=== RECORDS SUPPLIED ===

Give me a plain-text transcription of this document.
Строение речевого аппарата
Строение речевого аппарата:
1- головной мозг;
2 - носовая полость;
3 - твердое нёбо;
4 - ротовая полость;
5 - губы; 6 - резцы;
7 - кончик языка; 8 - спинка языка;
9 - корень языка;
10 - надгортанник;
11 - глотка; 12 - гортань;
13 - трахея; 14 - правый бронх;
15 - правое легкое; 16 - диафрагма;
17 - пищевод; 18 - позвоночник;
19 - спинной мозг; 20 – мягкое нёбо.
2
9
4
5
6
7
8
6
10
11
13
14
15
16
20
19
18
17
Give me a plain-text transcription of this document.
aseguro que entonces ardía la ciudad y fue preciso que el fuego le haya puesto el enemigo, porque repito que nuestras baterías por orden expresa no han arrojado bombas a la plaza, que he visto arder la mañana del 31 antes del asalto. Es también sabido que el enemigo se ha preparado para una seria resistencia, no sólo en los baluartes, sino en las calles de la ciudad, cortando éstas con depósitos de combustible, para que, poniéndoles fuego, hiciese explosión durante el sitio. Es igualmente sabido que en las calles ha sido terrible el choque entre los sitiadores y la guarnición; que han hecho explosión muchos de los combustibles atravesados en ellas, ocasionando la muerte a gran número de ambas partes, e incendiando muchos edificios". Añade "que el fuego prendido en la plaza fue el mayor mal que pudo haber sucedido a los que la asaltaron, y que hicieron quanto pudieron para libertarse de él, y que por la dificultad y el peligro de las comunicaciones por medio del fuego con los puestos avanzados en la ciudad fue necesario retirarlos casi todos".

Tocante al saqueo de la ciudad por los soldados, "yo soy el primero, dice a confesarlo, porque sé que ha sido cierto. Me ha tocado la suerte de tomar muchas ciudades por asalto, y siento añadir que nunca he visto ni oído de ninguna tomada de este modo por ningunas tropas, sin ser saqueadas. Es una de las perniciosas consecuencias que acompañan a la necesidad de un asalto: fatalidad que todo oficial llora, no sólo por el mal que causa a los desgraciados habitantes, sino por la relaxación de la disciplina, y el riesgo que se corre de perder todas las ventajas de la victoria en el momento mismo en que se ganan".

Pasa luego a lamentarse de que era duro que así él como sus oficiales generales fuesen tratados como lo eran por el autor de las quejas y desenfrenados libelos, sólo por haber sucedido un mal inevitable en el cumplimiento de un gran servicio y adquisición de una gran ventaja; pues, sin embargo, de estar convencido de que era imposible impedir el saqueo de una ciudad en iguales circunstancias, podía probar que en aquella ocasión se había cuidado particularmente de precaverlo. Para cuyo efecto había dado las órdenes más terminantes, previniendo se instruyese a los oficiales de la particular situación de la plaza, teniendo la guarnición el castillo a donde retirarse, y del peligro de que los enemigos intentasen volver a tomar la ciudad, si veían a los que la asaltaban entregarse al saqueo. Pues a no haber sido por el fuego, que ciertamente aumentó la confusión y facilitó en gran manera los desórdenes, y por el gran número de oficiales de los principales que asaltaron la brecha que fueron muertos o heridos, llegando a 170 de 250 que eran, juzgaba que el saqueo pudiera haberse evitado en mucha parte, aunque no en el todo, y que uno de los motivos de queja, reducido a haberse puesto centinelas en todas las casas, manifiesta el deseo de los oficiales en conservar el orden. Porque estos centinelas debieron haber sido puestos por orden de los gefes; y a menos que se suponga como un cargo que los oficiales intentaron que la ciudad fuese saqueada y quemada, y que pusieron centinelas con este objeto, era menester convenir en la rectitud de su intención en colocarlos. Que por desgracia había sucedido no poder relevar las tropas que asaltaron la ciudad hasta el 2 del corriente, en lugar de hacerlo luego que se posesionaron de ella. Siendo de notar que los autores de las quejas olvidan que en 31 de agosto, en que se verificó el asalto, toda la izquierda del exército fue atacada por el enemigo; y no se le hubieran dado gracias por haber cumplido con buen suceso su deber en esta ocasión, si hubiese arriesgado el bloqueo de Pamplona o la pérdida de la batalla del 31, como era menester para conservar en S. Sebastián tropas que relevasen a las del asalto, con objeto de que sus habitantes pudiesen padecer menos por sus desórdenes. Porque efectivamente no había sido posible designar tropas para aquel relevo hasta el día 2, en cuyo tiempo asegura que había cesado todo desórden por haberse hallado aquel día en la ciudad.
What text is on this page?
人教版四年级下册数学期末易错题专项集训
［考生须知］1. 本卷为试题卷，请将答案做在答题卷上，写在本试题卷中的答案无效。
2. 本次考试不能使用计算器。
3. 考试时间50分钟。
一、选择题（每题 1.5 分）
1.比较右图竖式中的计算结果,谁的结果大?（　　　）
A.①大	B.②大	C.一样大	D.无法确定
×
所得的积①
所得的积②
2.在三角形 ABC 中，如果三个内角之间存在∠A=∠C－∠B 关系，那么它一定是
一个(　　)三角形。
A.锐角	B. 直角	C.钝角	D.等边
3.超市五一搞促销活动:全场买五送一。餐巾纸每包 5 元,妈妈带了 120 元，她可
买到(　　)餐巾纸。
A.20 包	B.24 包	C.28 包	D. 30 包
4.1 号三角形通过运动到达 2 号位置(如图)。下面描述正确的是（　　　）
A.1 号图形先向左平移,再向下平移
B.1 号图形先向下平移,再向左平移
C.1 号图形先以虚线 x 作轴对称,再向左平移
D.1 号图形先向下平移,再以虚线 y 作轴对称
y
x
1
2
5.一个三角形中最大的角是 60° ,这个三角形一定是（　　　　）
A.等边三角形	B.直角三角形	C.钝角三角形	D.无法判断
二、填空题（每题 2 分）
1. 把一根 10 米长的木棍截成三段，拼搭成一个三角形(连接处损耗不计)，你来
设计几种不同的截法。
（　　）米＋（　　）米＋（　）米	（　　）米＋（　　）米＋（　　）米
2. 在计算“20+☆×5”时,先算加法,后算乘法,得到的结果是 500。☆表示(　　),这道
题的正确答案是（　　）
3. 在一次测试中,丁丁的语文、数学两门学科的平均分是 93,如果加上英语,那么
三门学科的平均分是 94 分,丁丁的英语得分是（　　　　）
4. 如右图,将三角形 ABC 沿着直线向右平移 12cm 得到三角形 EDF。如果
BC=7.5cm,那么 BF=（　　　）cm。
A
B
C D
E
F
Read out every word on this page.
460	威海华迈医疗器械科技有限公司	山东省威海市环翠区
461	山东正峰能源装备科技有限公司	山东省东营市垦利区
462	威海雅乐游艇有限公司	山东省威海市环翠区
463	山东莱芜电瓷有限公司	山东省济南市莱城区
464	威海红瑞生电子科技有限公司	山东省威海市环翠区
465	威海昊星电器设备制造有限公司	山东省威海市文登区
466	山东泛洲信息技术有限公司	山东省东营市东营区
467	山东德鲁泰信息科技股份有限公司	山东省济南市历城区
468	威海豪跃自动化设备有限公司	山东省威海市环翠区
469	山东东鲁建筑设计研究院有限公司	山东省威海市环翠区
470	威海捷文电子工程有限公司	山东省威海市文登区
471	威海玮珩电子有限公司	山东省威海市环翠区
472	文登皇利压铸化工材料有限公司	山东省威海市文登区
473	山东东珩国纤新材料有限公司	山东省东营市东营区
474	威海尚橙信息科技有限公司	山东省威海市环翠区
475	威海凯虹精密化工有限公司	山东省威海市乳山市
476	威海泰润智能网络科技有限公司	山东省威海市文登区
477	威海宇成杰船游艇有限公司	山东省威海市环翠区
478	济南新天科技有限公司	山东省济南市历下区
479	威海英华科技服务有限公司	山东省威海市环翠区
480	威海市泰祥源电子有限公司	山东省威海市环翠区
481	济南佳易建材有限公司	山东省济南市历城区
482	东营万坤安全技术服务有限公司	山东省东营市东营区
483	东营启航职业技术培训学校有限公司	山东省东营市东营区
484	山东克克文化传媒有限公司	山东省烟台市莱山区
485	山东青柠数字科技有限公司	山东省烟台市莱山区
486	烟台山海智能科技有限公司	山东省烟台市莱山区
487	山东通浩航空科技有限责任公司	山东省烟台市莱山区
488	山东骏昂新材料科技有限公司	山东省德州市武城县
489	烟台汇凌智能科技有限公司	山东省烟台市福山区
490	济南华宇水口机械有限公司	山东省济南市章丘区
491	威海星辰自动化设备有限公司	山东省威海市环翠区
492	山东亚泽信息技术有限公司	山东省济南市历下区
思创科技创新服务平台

===

SET EXERCISE :: Go through the records and copy each line with "аппарата" in it.

THE SOLUTION ::
Строение речевого аппарата
Строение речевого аппарата:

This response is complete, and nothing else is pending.